==== Record set

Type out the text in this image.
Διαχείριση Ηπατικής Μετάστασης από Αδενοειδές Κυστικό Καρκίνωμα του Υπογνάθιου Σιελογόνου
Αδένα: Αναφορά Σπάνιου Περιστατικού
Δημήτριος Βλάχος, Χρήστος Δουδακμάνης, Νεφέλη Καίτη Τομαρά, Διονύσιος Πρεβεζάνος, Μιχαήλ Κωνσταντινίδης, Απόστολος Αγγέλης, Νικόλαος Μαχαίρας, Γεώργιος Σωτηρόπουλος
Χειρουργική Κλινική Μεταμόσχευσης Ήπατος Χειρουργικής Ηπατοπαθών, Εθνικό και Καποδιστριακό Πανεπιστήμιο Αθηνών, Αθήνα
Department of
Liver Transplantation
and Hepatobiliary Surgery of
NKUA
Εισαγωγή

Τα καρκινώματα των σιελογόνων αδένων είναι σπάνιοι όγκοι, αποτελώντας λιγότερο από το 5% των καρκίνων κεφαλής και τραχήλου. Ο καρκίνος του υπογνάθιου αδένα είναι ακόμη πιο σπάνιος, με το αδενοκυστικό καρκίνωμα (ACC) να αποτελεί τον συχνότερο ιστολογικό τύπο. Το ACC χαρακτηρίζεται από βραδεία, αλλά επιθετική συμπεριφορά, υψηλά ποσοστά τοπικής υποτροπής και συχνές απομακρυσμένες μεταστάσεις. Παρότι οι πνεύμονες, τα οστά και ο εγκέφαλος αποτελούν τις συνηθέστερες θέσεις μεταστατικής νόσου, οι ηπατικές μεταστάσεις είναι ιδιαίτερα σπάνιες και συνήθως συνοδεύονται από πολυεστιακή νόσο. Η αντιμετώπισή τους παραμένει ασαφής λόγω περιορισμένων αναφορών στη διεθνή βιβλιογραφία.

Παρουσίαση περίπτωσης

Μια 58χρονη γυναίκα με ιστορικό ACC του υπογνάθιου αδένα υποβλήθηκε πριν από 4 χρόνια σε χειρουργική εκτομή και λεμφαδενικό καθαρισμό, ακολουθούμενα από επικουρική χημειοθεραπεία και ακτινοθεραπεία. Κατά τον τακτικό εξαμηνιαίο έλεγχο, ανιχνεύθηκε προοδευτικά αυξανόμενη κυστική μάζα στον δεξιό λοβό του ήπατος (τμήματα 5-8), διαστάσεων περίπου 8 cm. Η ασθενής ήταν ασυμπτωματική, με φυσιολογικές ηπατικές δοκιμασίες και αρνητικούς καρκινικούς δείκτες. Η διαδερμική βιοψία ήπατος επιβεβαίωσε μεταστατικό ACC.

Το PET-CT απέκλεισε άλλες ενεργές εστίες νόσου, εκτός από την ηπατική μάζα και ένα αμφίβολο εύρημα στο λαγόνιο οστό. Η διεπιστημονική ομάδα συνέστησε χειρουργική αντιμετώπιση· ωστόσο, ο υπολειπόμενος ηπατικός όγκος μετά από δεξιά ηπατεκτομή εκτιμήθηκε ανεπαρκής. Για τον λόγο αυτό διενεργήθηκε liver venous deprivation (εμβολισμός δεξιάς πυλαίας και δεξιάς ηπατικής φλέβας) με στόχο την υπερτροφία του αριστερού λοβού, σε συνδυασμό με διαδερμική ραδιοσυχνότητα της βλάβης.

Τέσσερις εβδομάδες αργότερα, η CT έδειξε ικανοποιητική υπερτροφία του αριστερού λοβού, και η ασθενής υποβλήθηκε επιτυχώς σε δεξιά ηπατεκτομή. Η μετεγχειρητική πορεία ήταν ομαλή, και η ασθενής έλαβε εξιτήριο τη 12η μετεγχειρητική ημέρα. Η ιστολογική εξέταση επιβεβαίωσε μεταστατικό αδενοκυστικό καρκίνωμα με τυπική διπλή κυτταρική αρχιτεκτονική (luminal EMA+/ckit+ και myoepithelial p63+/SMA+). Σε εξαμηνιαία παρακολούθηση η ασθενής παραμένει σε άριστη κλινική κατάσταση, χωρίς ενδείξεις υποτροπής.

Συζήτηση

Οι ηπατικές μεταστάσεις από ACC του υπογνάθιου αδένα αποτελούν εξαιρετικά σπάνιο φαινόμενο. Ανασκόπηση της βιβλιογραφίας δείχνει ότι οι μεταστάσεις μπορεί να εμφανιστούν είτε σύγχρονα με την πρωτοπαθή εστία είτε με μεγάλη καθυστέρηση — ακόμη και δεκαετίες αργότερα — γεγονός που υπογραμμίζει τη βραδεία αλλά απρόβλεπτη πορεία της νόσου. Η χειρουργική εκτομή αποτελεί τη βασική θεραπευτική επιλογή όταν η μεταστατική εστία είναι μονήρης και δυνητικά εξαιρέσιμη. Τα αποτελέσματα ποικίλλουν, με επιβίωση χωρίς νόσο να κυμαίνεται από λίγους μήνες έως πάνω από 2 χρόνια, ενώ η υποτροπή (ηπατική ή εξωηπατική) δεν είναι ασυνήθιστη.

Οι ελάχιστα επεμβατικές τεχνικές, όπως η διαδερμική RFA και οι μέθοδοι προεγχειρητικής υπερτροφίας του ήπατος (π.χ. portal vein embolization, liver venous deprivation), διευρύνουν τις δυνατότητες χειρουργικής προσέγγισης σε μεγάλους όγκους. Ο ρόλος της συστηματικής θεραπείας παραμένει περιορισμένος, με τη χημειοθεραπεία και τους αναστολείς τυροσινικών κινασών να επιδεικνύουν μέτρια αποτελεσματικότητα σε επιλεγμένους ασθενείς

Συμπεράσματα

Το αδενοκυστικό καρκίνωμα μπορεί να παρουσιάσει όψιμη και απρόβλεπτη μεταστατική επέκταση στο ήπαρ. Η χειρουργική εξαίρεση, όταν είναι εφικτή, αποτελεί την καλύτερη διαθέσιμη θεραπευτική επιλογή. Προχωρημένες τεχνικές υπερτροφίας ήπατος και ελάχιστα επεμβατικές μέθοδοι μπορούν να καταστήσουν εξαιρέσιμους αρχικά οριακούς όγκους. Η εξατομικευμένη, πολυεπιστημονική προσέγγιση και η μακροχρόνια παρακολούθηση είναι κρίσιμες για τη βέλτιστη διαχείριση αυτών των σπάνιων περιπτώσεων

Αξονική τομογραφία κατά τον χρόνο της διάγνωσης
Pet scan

========

__To do__. Word for word, write out the data.

__Answer in full__.
Type out the text in this image.
Διαχείριση Ηπατικής Μετάστασης από Αδενοειδές Κυστικό Καρκίνωμα του Υπογνάθιου Σιελογόνου
Αδένα: Αναφορά Σπάνιου Περιστατικού
Δημήτριος Βλάχος, Χρήστος Δουδακμάνης, Νεφέλη Καίτη Τομαρά, Διονύσιος Πρεβεζάνος, Μιχαήλ Κωνσταντινίδης, Απόστολος Αγγέλης, Νικόλαος Μαχαίρας, Γεώργιος Σωτηρόπουλος
Χειρουργική Κλινική Μεταμόσχευσης Ήπατος Χειρουργικής Ηπατοπαθών, Εθνικό και Καποδιστριακό Πανεπιστήμιο Αθηνών, Αθήνα
Department of
Liver Transplantation
and Hepatobiliary Surgery of
NKUA
Εισαγωγή

Τα καρκινώματα των σιελογόνων αδένων είναι σπάνιοι όγκοι, αποτελώντας λιγότερο από το 5% των καρκίνων κεφαλής και τραχήλου. Ο καρκίνος του υπογνάθιου αδένα είναι ακόμη πιο σπάνιος, με το αδενοκυστικό καρκίνωμα (ACC) να αποτελεί τον συχνότερο ιστολογικό τύπο. Το ACC χαρακτηρίζεται από βραδεία, αλλά επιθετική συμπεριφορά, υψηλά ποσοστά τοπικής υποτροπής και συχνές απομακρυσμένες μεταστάσεις. Παρότι οι πνεύμονες, τα οστά και ο εγκέφαλος αποτελούν τις συνηθέστερες θέσεις μεταστατικής νόσου, οι ηπατικές μεταστάσεις είναι ιδιαίτερα σπάνιες και συνήθως συνοδεύονται από πολυεστιακή νόσο. Η αντιμετώπισή τους παραμένει ασαφής λόγω περιορισμένων αναφορών στη διεθνή βιβλιογραφία.

Παρουσίαση περίπτωσης

Μια 58χρονη γυναίκα με ιστορικό ACC του υπογνάθιου αδένα υποβλήθηκε πριν από 4 χρόνια σε χειρουργική εκτομή και λεμφαδενικό καθαρισμό, ακολουθούμενα από επικουρική χημειοθεραπεία και ακτινοθεραπεία. Κατά τον τακτικό εξαμηνιαίο έλεγχο, ανιχνεύθηκε προοδευτικά αυξανόμενη κυστική μάζα στον δεξιό λοβό του ήπατος (τμήματα 5-8), διαστάσεων περίπου 8 cm. Η ασθενής ήταν ασυμπτωματική, με φυσιολογικές ηπατικές δοκιμασίες και αρνητικούς καρκινικούς δείκτες. Η διαδερμική βιοψία ήπατος επιβεβαίωσε μεταστατικό ACC.

Το PET-CT απέκλεισε άλλες ενεργές εστίες νόσου, εκτός από την ηπατική μάζα και ένα αμφίβολο εύρημα στο λαγόνιο οστό. Η διεπιστημονική ομάδα συνέστησε χειρουργική αντιμετώπιση· ωστόσο, ο υπολειπόμενος ηπατικός όγκος μετά από δεξιά ηπατεκτομή εκτιμήθηκε ανεπαρκής. Για τον λόγο αυτό διενεργήθηκε liver venous deprivation (εμβολισμός δεξιάς πυλαίας και δεξιάς ηπατικής φλέβας) με στόχο την υπερτροφία του αριστερού λοβού, σε συνδυασμό με διαδερμική ραδιοσυχνότητα της βλάβης.

Τέσσερις εβδομάδες αργότερα, η CT έδειξε ικανοποιητική υπερτροφία του αριστερού λοβού, και η ασθενής υποβλήθηκε επιτυχώς σε δεξιά ηπατεκτομή. Η μετεγχειρητική πορεία ήταν ομαλή, και η ασθενής έλαβε εξιτήριο τη 12η μετεγχειρητική ημέρα. Η ιστολογική εξέταση επιβεβαίωσε μεταστατικό αδενοκυστικό καρκίνωμα με τυπική διπλή κυτταρική αρχιτεκτονική (luminal EMA+/ckit+ και myoepithelial p63+/SMA+). Σε εξαμηνιαία παρακολούθηση η ασθενής παραμένει σε άριστη κλινική κατάσταση, χωρίς ενδείξεις υποτροπής.

Συζήτηση

Οι ηπατικές μεταστάσεις από ACC του υπογνάθιου αδένα αποτελούν εξαιρετικά σπάνιο φαινόμενο. Ανασκόπηση της βιβλιογραφίας δείχνει ότι οι μεταστάσεις μπορεί να εμφανιστούν είτε σύγχρονα με την πρωτοπαθή εστία είτε με μεγάλη καθυστέρηση — ακόμη και δεκαετίες αργότερα — γεγονός που υπογραμμίζει τη βραδεία αλλά απρόβλεπτη πορεία της νόσου. Η χειρουργική εκτομή αποτελεί τη βασική θεραπευτική επιλογή όταν η μεταστατική εστία είναι μονήρης και δυνητικά εξαιρέσιμη. Τα αποτελέσματα ποικίλλουν, με επιβίωση χωρίς νόσο να κυμαίνεται από λίγους μήνες έως πάνω από 2 χρόνια, ενώ η υποτροπή (ηπατική ή εξωηπατική) δεν είναι ασυνήθιστη.

Οι ελάχιστα επεμβατικές τεχνικές, όπως η διαδερμική RFA και οι μέθοδοι προεγχειρητικής υπερτροφίας του ήπατος (π.χ. portal vein embolization, liver venous deprivation), διευρύνουν τις δυνατότητες χειρουργικής προσέγγισης σε μεγάλους όγκους. Ο ρόλος της συστηματικής θεραπείας παραμένει περιορισμένος, με τη χημειοθεραπεία και τους αναστολείς τυροσινικών κινασών να επιδεικνύουν μέτρια αποτελεσματικότητα σε επιλεγμένους ασθενείς

Συμπεράσματα

Το αδενοκυστικό καρκίνωμα μπορεί να παρουσιάσει όψιμη και απρόβλεπτη μεταστατική επέκταση στο ήπαρ. Η χειρουργική εξαίρεση, όταν είναι εφικτή, αποτελεί την καλύτερη διαθέσιμη θεραπευτική επιλογή. Προχωρημένες τεχνικές υπερτροφίας ήπατος και ελάχιστα επεμβατικές μέθοδοι μπορούν να καταστήσουν εξαιρέσιμους αρχικά οριακούς όγκους. Η εξατομικευμένη, πολυεπιστημονική προσέγγιση και η μακροχρόνια παρακολούθηση είναι κρίσιμες για τη βέλτιστη διαχείριση αυτών των σπάνιων περιπτώσεων

Αξονική τομογραφία κατά τον χρόνο της διάγνωσης
Pet scan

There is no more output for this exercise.